===== Items
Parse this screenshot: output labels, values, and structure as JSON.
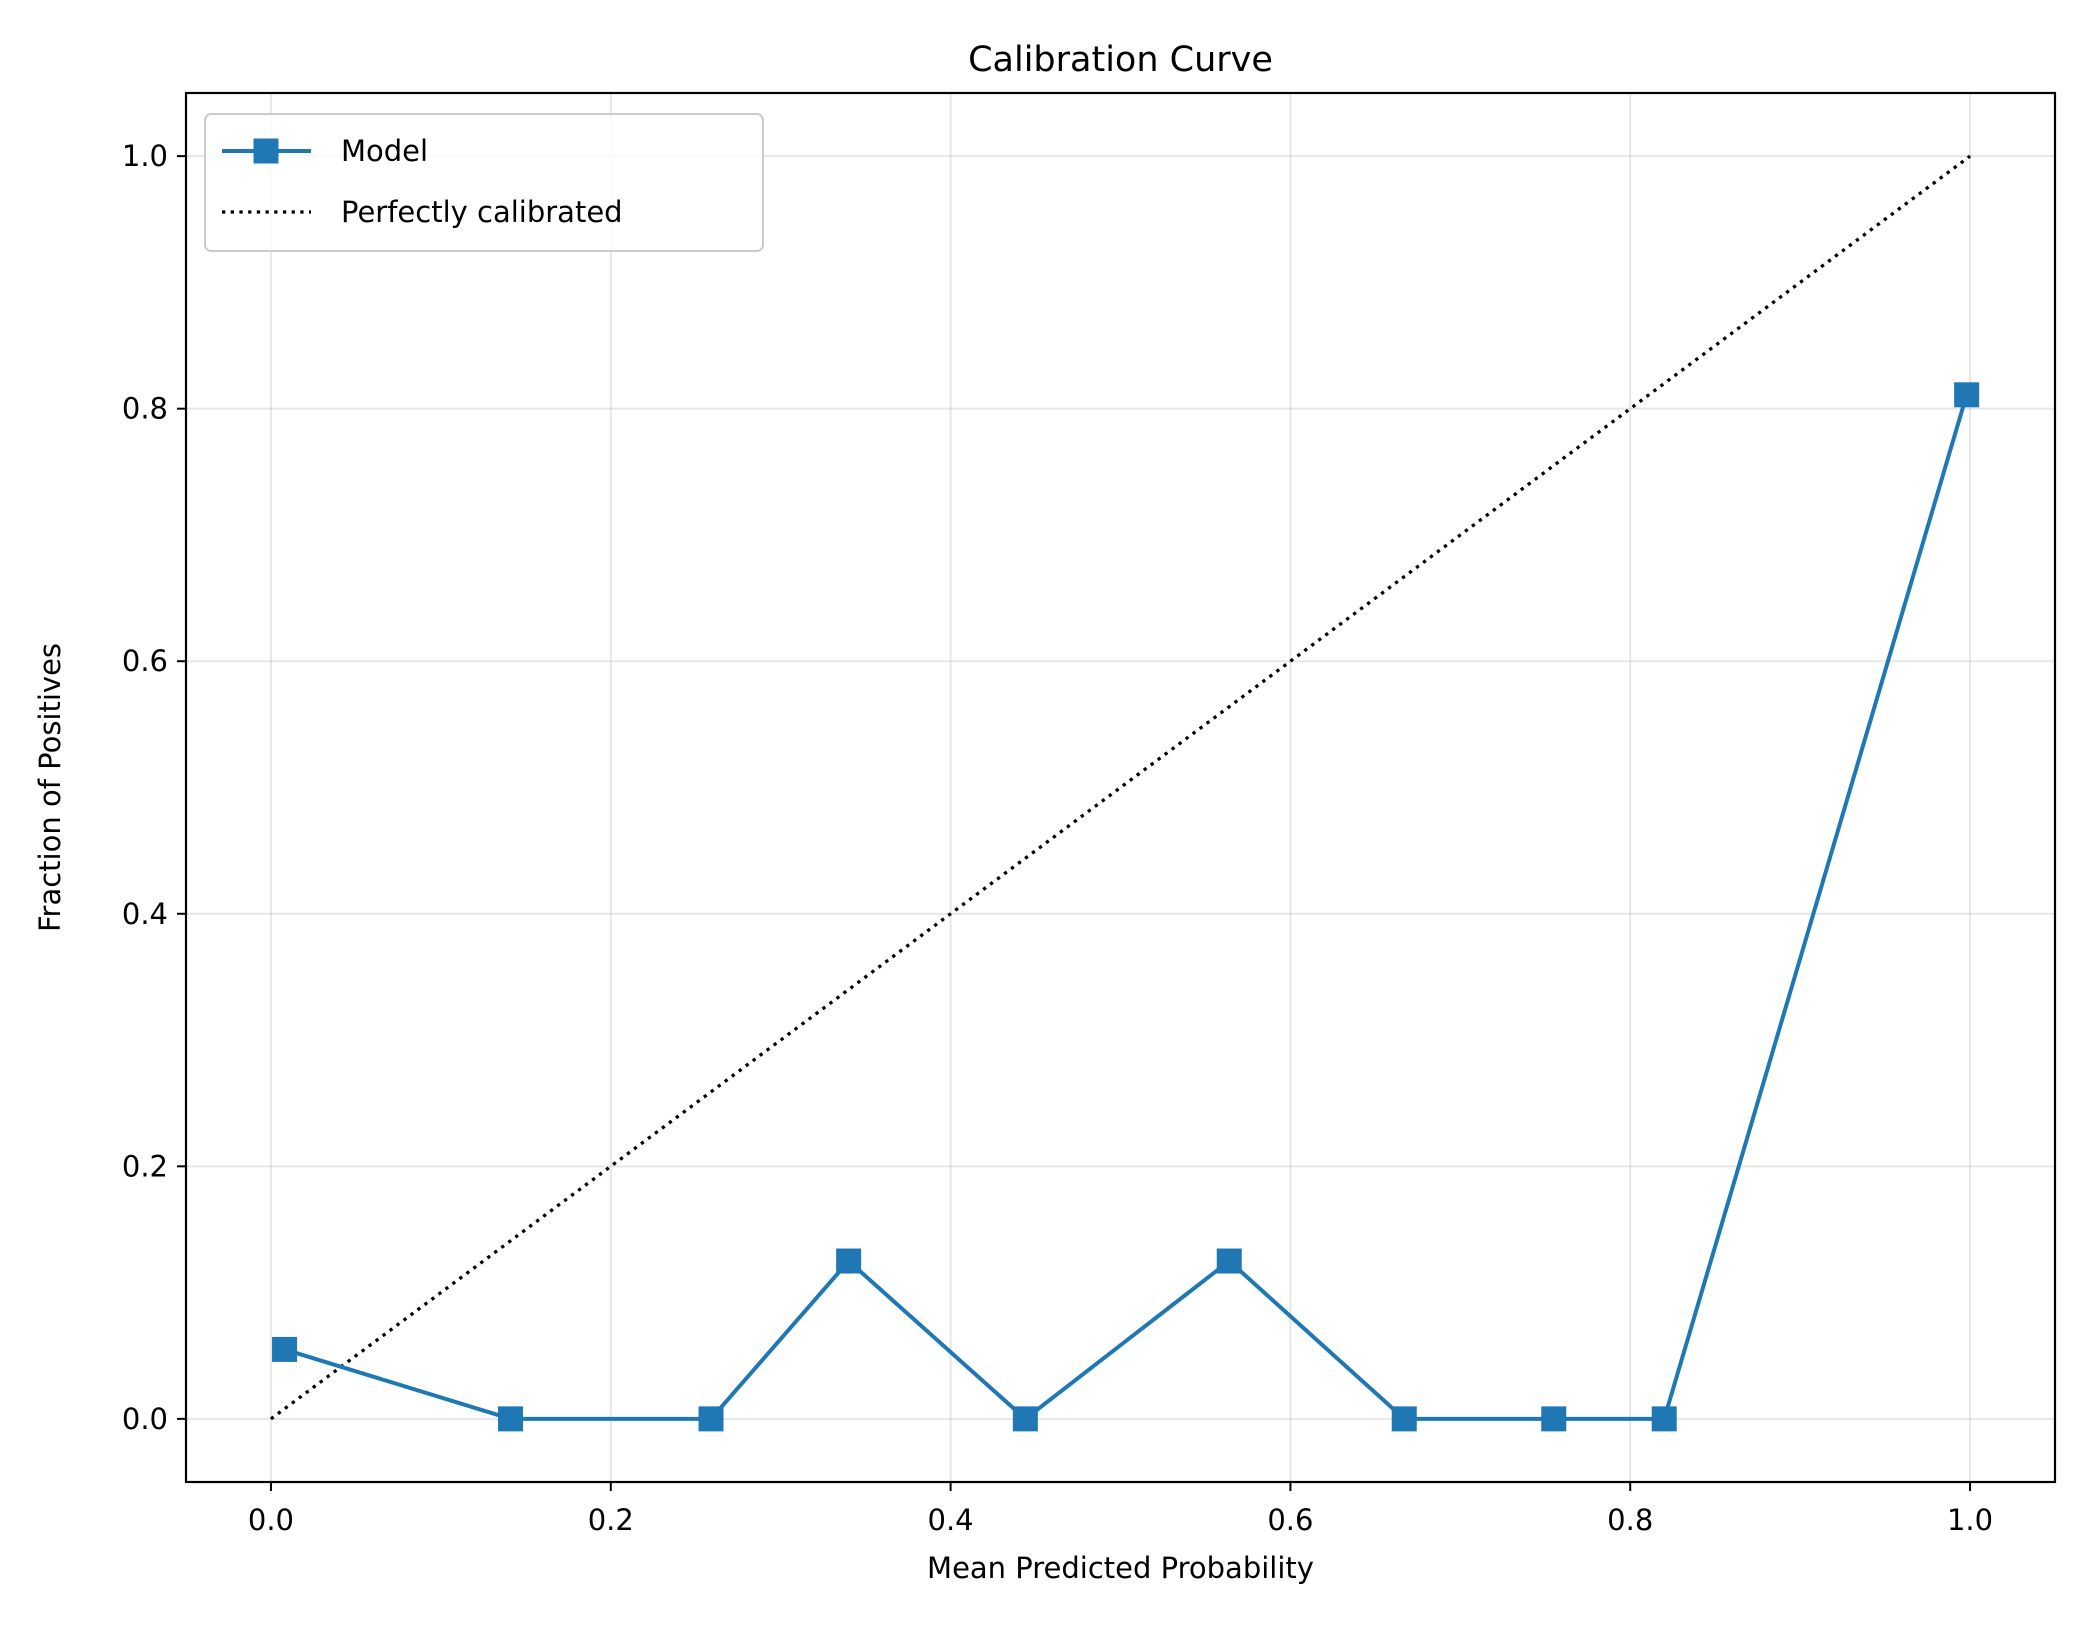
{
  "chart_data": {
    "type": "line",
    "title": "Calibration Curve",
    "xlabel": "Mean Predicted Probability",
    "ylabel": "Fraction of Positives",
    "xlim": [
      -0.05,
      1.05
    ],
    "ylim": [
      -0.05,
      1.05
    ],
    "xticks": [
      "0.0",
      "0.2",
      "0.4",
      "0.6",
      "0.8",
      "1.0"
    ],
    "yticks": [
      "0.0",
      "0.2",
      "0.4",
      "0.6",
      "0.8",
      "1.0"
    ],
    "grid": true,
    "legend_position": "top-left",
    "series": [
      {
        "name": "Model",
        "style": "line-square-markers",
        "color": "#1f77b4",
        "x": [
          0.008,
          0.141,
          0.259,
          0.34,
          0.444,
          0.564,
          0.667,
          0.755,
          0.82,
          0.998
        ],
        "y": [
          0.055,
          0.0,
          0.0,
          0.125,
          0.0,
          0.125,
          0.0,
          0.0,
          0.0,
          0.811
        ]
      },
      {
        "name": "Perfectly calibrated",
        "style": "dotted",
        "color": "#000000",
        "x": [
          0.0,
          1.0
        ],
        "y": [
          0.0,
          1.0
        ]
      }
    ]
  }
}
==========
The request:
Copy the whole listing above word for word but do not carry over the pictures.

Result of the exercise:
Parse this screenshot: output labels, values, and structure as JSON.
{
  "chart_data": {
    "type": "line",
    "title": "Calibration Curve",
    "xlabel": "Mean Predicted Probability",
    "ylabel": "Fraction of Positives",
    "xlim": [
      -0.05,
      1.05
    ],
    "ylim": [
      -0.05,
      1.05
    ],
    "xticks": [
      "0.0",
      "0.2",
      "0.4",
      "0.6",
      "0.8",
      "1.0"
    ],
    "yticks": [
      "0.0",
      "0.2",
      "0.4",
      "0.6",
      "0.8",
      "1.0"
    ],
    "grid": true,
    "legend_position": "top-left",
    "series": [
      {
        "name": "Model",
        "style": "line-square-markers",
        "color": "#1f77b4",
        "x": [
          0.008,
          0.141,
          0.259,
          0.34,
          0.444,
          0.564,
          0.667,
          0.755,
          0.82,
          0.998
        ],
        "y": [
          0.055,
          0.0,
          0.0,
          0.125,
          0.0,
          0.125,
          0.0,
          0.0,
          0.0,
          0.811
        ]
      },
      {
        "name": "Perfectly calibrated",
        "style": "dotted",
        "color": "#000000",
        "x": [
          0.0,
          1.0
        ],
        "y": [
          0.0,
          1.0
        ]
      }
    ]
  }
}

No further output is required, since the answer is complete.